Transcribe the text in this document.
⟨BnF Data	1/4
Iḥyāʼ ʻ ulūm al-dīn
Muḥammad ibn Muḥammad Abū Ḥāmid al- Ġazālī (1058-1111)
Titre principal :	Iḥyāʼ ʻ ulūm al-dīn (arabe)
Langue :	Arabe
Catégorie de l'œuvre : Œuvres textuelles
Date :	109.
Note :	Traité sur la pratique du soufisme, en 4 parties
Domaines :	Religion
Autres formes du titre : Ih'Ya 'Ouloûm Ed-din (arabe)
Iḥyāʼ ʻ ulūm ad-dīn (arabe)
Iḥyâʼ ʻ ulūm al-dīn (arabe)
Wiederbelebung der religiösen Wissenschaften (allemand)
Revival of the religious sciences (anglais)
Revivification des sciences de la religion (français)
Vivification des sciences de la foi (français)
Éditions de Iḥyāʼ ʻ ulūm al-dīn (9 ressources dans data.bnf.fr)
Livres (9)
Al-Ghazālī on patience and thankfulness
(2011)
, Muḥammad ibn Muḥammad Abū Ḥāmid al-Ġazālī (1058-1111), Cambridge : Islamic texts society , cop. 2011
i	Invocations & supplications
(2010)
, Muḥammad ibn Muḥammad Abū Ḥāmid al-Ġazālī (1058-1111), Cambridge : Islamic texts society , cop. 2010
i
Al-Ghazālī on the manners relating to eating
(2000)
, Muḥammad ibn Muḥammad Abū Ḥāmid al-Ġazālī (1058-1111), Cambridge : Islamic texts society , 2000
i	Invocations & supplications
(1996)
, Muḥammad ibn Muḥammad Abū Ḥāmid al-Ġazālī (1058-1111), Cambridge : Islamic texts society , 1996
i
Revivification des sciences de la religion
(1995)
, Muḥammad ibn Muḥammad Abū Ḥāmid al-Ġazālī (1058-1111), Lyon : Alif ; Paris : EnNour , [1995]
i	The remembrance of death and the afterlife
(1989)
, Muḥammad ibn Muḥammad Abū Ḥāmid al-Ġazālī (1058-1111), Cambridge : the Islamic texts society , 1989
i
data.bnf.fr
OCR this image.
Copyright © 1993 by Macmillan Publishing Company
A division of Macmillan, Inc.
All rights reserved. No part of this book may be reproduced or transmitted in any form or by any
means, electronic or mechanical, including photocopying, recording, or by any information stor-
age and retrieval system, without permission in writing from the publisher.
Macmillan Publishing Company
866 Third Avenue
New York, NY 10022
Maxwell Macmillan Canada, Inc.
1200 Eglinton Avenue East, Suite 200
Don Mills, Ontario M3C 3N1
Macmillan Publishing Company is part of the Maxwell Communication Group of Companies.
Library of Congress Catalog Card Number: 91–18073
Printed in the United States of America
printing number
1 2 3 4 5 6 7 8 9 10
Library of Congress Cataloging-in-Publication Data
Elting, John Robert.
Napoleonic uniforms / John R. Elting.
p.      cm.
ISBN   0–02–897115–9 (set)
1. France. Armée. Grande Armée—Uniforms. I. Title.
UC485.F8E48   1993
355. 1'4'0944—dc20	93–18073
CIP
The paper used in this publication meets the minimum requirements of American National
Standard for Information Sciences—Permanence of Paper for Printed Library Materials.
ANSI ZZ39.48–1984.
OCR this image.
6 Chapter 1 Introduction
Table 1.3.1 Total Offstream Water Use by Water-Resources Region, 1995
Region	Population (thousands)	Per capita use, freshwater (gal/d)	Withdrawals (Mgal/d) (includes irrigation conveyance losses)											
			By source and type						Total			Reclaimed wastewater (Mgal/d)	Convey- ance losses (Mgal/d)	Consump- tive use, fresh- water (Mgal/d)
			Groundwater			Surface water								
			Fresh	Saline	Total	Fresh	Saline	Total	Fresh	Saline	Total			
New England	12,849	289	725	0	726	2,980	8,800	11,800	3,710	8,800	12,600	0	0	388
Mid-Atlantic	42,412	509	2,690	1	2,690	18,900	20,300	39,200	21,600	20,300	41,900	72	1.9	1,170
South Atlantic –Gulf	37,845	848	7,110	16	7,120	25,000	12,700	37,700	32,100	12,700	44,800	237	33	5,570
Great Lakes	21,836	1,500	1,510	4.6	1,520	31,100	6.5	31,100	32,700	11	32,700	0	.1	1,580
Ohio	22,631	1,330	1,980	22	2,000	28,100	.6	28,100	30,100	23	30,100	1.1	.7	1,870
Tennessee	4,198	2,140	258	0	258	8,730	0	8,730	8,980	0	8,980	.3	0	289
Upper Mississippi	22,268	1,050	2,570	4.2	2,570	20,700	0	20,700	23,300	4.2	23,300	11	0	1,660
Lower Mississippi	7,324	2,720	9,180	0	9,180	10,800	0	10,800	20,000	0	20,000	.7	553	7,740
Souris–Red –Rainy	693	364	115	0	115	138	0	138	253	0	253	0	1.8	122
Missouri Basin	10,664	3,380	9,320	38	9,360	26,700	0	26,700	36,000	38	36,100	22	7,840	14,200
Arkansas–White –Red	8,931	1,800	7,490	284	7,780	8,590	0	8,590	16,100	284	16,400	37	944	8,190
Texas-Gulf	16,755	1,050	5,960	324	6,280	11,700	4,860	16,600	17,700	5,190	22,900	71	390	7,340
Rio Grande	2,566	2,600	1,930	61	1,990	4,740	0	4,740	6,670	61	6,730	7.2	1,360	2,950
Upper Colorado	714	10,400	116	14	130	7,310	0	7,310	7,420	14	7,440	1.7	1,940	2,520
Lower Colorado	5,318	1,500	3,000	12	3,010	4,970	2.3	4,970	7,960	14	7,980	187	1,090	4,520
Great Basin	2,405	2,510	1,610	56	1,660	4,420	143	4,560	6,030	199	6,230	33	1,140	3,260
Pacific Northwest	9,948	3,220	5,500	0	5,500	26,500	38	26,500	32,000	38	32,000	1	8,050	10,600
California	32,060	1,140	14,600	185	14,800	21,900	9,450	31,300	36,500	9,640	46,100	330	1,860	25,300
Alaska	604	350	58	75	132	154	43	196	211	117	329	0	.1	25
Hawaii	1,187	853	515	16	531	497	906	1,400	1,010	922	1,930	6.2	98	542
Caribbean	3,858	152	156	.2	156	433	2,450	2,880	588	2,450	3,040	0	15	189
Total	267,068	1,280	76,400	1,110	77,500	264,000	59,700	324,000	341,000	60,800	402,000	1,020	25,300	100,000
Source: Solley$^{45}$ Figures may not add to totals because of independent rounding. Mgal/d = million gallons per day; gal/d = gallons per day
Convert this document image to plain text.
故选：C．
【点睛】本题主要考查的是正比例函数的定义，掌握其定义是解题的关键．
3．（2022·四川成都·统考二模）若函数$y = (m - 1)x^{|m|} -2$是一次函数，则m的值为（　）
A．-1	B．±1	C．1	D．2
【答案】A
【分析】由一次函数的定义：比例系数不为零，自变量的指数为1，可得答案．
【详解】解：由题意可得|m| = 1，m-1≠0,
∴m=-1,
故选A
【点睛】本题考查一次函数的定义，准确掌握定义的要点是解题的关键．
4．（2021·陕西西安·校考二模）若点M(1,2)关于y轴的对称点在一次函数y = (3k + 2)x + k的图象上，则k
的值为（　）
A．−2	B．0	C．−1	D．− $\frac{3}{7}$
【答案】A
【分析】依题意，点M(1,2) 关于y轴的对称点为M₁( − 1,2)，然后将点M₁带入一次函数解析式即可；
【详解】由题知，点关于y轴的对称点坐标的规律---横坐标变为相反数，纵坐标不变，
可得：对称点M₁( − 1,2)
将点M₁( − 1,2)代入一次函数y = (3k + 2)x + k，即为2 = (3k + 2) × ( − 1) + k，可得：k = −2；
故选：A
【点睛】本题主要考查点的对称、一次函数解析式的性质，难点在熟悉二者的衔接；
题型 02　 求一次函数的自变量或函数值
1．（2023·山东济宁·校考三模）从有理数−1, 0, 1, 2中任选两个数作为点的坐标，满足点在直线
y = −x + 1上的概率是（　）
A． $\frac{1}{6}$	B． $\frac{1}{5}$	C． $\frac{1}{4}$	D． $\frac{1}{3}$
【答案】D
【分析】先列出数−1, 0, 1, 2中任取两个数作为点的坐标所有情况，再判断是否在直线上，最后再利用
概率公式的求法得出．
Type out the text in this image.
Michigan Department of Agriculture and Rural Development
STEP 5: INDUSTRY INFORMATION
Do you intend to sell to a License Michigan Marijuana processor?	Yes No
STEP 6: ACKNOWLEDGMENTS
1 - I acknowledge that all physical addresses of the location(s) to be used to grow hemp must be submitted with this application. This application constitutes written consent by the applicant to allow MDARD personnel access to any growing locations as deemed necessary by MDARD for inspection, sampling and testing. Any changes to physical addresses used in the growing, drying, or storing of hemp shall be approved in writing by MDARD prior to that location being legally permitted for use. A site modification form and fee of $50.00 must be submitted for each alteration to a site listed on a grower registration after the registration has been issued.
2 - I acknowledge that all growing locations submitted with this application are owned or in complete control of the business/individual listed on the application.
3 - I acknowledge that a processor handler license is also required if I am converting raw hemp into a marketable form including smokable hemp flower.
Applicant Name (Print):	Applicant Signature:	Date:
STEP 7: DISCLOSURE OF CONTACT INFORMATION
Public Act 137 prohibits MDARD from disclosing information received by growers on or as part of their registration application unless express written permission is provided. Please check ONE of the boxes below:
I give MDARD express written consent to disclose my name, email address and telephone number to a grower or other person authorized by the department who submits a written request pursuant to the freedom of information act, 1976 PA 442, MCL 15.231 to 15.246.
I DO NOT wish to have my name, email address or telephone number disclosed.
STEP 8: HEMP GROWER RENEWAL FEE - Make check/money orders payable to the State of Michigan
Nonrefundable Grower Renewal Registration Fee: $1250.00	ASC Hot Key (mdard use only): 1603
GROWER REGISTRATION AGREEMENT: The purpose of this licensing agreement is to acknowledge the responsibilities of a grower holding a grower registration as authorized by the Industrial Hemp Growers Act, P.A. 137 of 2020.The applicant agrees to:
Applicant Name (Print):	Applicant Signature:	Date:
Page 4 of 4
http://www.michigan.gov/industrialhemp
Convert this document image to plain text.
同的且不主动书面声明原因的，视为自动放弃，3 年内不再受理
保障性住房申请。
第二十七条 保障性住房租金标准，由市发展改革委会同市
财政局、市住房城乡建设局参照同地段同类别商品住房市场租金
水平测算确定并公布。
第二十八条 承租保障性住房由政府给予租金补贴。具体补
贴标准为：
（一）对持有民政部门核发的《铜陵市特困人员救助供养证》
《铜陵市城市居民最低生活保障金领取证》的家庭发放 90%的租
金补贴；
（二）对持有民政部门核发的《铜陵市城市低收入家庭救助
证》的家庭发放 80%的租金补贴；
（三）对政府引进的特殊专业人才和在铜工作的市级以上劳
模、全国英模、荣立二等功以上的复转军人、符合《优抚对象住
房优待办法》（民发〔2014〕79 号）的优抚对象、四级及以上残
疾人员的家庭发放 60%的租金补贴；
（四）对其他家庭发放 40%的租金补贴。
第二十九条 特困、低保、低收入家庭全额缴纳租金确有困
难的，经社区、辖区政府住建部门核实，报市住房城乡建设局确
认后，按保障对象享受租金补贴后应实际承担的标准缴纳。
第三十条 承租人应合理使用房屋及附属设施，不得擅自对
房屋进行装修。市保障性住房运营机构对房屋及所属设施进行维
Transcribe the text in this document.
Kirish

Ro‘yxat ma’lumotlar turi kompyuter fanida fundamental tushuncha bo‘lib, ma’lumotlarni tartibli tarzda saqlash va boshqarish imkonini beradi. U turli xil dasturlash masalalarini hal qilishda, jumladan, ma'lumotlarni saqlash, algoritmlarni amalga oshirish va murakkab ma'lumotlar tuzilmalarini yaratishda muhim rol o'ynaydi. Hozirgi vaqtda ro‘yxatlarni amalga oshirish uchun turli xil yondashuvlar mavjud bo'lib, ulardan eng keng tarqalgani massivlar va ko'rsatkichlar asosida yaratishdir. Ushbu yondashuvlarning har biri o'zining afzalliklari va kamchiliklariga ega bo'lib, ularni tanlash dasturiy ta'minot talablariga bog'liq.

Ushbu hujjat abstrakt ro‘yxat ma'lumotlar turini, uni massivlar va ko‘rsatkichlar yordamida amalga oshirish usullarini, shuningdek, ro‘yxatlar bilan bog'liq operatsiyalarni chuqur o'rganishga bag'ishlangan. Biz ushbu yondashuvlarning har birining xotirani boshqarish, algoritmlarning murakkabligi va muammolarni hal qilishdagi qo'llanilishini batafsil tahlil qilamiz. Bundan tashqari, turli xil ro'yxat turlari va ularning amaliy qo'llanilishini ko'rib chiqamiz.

==========

▸ Problem to work on: Search the entries for the word "Atlantic" and pick out every line that holds it.

▸ Result:
Mid-Atlantic	42,412	509	2,690	1	2,690	18,900	20,300	39,200	21,600	20,300	41,900	72	1.9	1,170
South Atlantic –Gulf	37,845	848	7,110	16	7,120	25,000	12,700	37,700	32,100	12,700	44,800	237	33	5,570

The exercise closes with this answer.